EXERCISE INSTRUCTIONS ▸ Rewrite every line of the items below, changing each "gridline" to "grid-line" and keeping everything else unchanged. Leave the pictures out of your answer.

Collection entries:
BEGIN

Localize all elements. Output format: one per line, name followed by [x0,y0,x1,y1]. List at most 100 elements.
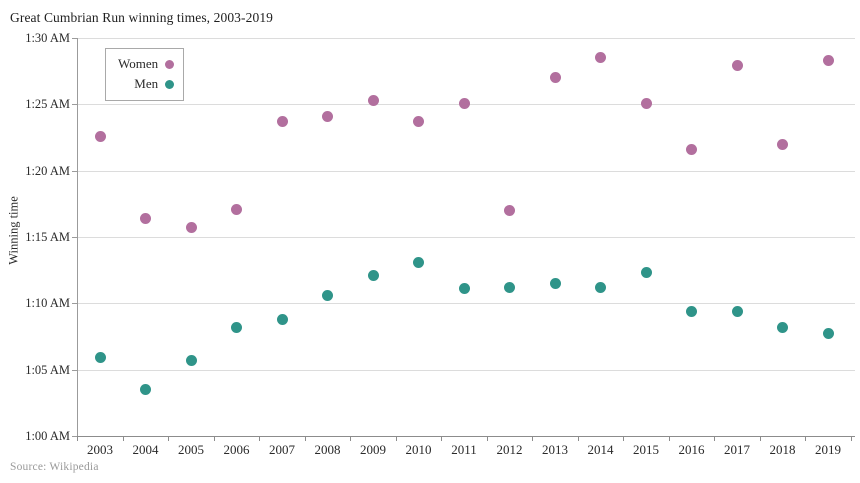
x-axis-tick-label: 2019 [815,442,841,457]
x-axis-tick [532,437,534,441]
gridline [77,38,855,39]
x-axis-tick [350,437,352,441]
gridline [77,370,855,371]
data-point-men-2019[interactable] [822,328,834,340]
x-axis-tick-label: 2006 [223,442,250,457]
data-point-men-2013[interactable] [549,277,561,289]
x-axis-tick-label: 2013 [542,442,568,457]
x-axis-tick-label: 2015 [633,442,659,457]
data-point-men-2011[interactable] [458,283,470,295]
data-point-men-2018[interactable] [777,321,788,333]
y-axis-tick [72,104,77,105]
x-axis-tick [122,437,124,441]
x-axis-tick-label: 2003 [87,442,113,457]
legend-swatch-women [165,59,175,69]
legend-item-men: Men [118,74,175,94]
x-axis-tick-label: 2018 [769,442,796,457]
y-axis-tick-label: 1:25 AM [25,97,70,111]
x-axis-tick-label: 2017 [724,442,750,457]
data-point-men-2008[interactable] [322,289,333,301]
data-point-women-2016[interactable] [686,143,697,155]
data-point-men-2014[interactable] [595,281,606,293]
data-point-women-2003[interactable] [94,130,106,142]
x-axis-tick [714,437,716,441]
y-axis-tick-label: 1:20 AM [25,164,70,178]
legend: Women Men [105,48,185,101]
chart-title: Great Cumbrian Run winning times, 2003-2… [10,10,274,25]
data-point-men-2015[interactable] [640,267,652,279]
x-axis-tick-label: 2007 [269,442,295,457]
data-point-women-2015[interactable] [640,97,652,109]
y-axis-tick-label: 1:15 AM [25,230,70,244]
data-point-women-2013[interactable] [549,72,561,84]
legend-swatch-men [165,79,175,89]
y-axis-tick [72,370,77,371]
data-point-women-2008[interactable] [322,110,333,122]
x-axis-line [77,436,855,437]
data-point-women-2019[interactable] [822,55,834,67]
gridline [77,303,855,304]
legend-label-women: Women [118,56,159,71]
y-axis-line [77,38,78,436]
gridline [77,171,855,172]
x-axis-tick [441,437,443,441]
x-axis-tick [304,437,306,441]
data-point-men-2004[interactable] [140,384,151,396]
y-axis-tick [72,436,77,437]
data-point-women-2017[interactable] [731,60,743,72]
x-axis-tick [77,437,79,441]
y-axis-tick [72,237,77,238]
gridline [77,237,855,238]
x-axis-tick [259,437,261,441]
data-point-men-2007[interactable] [276,313,288,325]
x-axis-tick [850,437,852,441]
x-axis-tick [213,437,215,441]
x-axis-tick-label: 2004 [132,442,159,457]
legend-item-women: Women [118,54,175,74]
x-axis-tick-label: 2005 [178,442,204,457]
x-axis-tick [395,437,397,441]
data-point-women-2010[interactable] [413,116,424,128]
x-axis-tick [668,437,670,441]
x-axis-tick-label: 2016 [678,442,705,457]
y-axis-tick-label: 1:00 AM [25,429,70,443]
x-axis-tick-label: 2011 [451,442,477,457]
data-point-men-2016[interactable] [686,305,697,317]
source-note: Source: Wikipedia [10,461,99,473]
x-axis-tick-label: 2008 [314,442,341,457]
data-point-women-2011[interactable] [458,97,470,109]
y-axis-tick-label: 1:30 AM [25,31,70,45]
data-point-women-2004[interactable] [140,212,151,224]
data-point-women-2006[interactable] [231,203,242,215]
x-axis-tick [623,437,625,441]
data-point-men-2010[interactable] [413,256,424,268]
data-point-men-2005[interactable] [185,354,197,366]
data-point-men-2006[interactable] [231,321,242,333]
x-axis-tick [577,437,579,441]
x-axis-tick-label: 2012 [496,442,523,457]
x-axis-tick [805,437,807,441]
x-axis-tick [168,437,170,441]
x-axis-tick [759,437,761,441]
data-point-women-2018[interactable] [777,138,788,150]
y-axis-tick [72,38,77,39]
x-axis-tick-label: 2009 [360,442,386,457]
data-point-women-2005[interactable] [185,222,197,234]
data-point-women-2014[interactable] [595,52,606,64]
data-point-men-2012[interactable] [504,281,515,293]
data-point-men-2009[interactable] [367,269,379,281]
y-axis-tick [72,171,77,172]
data-point-men-2003[interactable] [94,352,106,364]
data-point-men-2017[interactable] [731,305,743,317]
data-point-women-2007[interactable] [276,116,288,128]
x-axis-tick-label: 2010 [405,442,432,457]
data-point-women-2009[interactable] [367,94,379,106]
legend-label-men: Men [134,76,159,91]
y-axis-tick-label: 1:05 AM [25,363,70,377]
data-point-women-2012[interactable] [504,204,515,216]
x-axis-tick-label: 2014 [587,442,614,457]
x-axis-tick [486,437,488,441]
y-axis-tick-label: 1:10 AM [25,296,70,310]
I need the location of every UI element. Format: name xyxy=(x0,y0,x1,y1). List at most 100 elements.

END

THE REPLY ▸
Localize all elements. Output format: one per line, name followed by [x0,y0,x1,y1]. List at most 100 elements.
x-axis-tick-label: 2019 [815,442,841,457]
x-axis-tick [532,437,534,441]
grid-line [77,38,855,39]
x-axis-tick [350,437,352,441]
grid-line [77,370,855,371]
data-point-men-2019[interactable] [822,328,834,340]
x-axis-tick-label: 2006 [223,442,250,457]
data-point-men-2013[interactable] [549,277,561,289]
x-axis-tick-label: 2013 [542,442,568,457]
x-axis-tick-label: 2015 [633,442,659,457]
data-point-men-2011[interactable] [458,283,470,295]
data-point-men-2018[interactable] [777,321,788,333]
y-axis-tick [72,104,77,105]
x-axis-tick [122,437,124,441]
x-axis-tick-label: 2003 [87,442,113,457]
legend-swatch-women [165,59,175,69]
legend-item-men: Men [118,74,175,94]
x-axis-tick-label: 2018 [769,442,796,457]
y-axis-tick-label: 1:25 AM [25,97,70,111]
x-axis-tick-label: 2017 [724,442,750,457]
data-point-men-2008[interactable] [322,289,333,301]
data-point-women-2016[interactable] [686,143,697,155]
data-point-men-2014[interactable] [595,281,606,293]
data-point-women-2003[interactable] [94,130,106,142]
x-axis-tick [714,437,716,441]
y-axis-tick-label: 1:20 AM [25,164,70,178]
legend: Women Men [105,48,185,101]
chart-title: Great Cumbrian Run winning times, 2003-2… [10,10,274,25]
data-point-men-2015[interactable] [640,267,652,279]
x-axis-tick-label: 2007 [269,442,295,457]
data-point-women-2015[interactable] [640,97,652,109]
y-axis-tick-label: 1:15 AM [25,230,70,244]
data-point-women-2013[interactable] [549,72,561,84]
legend-swatch-men [165,79,175,89]
y-axis-tick [72,370,77,371]
data-point-women-2008[interactable] [322,110,333,122]
x-axis-line [77,436,855,437]
data-point-women-2019[interactable] [822,55,834,67]
grid-line [77,303,855,304]
legend-label-women: Women [118,56,159,71]
y-axis-line [77,38,78,436]
grid-line [77,171,855,172]
x-axis-tick [441,437,443,441]
x-axis-tick [304,437,306,441]
data-point-men-2004[interactable] [140,384,151,396]
y-axis-tick [72,436,77,437]
data-point-women-2017[interactable] [731,60,743,72]
x-axis-tick [77,437,79,441]
y-axis-tick [72,237,77,238]
grid-line [77,237,855,238]
x-axis-tick [259,437,261,441]
data-point-men-2007[interactable] [276,313,288,325]
x-axis-tick [850,437,852,441]
x-axis-tick [213,437,215,441]
x-axis-tick-label: 2004 [132,442,159,457]
legend-item-women: Women [118,54,175,74]
x-axis-tick-label: 2005 [178,442,204,457]
x-axis-tick [395,437,397,441]
data-point-women-2010[interactable] [413,116,424,128]
x-axis-tick [668,437,670,441]
x-axis-tick-label: 2016 [678,442,705,457]
y-axis-tick-label: 1:00 AM [25,429,70,443]
x-axis-tick-label: 2011 [451,442,477,457]
data-point-men-2016[interactable] [686,305,697,317]
source-note: Source: Wikipedia [10,461,99,473]
x-axis-tick-label: 2008 [314,442,341,457]
data-point-women-2011[interactable] [458,97,470,109]
y-axis-tick-label: 1:30 AM [25,31,70,45]
data-point-women-2004[interactable] [140,212,151,224]
data-point-women-2006[interactable] [231,203,242,215]
x-axis-tick [623,437,625,441]
data-point-men-2010[interactable] [413,256,424,268]
data-point-men-2005[interactable] [185,354,197,366]
data-point-men-2006[interactable] [231,321,242,333]
x-axis-tick [577,437,579,441]
x-axis-tick-label: 2012 [496,442,523,457]
x-axis-tick [805,437,807,441]
x-axis-tick [168,437,170,441]
x-axis-tick [759,437,761,441]
data-point-women-2018[interactable] [777,138,788,150]
y-axis-tick [72,38,77,39]
x-axis-tick-label: 2009 [360,442,386,457]
data-point-women-2005[interactable] [185,222,197,234]
data-point-women-2014[interactable] [595,52,606,64]
data-point-men-2012[interactable] [504,281,515,293]
data-point-men-2009[interactable] [367,269,379,281]
y-axis-tick [72,171,77,172]
data-point-men-2003[interactable] [94,352,106,364]
data-point-men-2017[interactable] [731,305,743,317]
data-point-women-2007[interactable] [276,116,288,128]
x-axis-tick-label: 2010 [405,442,432,457]
data-point-women-2009[interactable] [367,94,379,106]
legend-label-men: Men [134,76,159,91]
y-axis-tick-label: 1:05 AM [25,363,70,377]
data-point-women-2012[interactable] [504,204,515,216]
x-axis-tick-label: 2014 [587,442,614,457]
x-axis-tick [486,437,488,441]
y-axis-tick-label: 1:10 AM [25,296,70,310]
I need the location of every UI element. Format: name xyxy=(x0,y0,x1,y1). List at most 100 elements.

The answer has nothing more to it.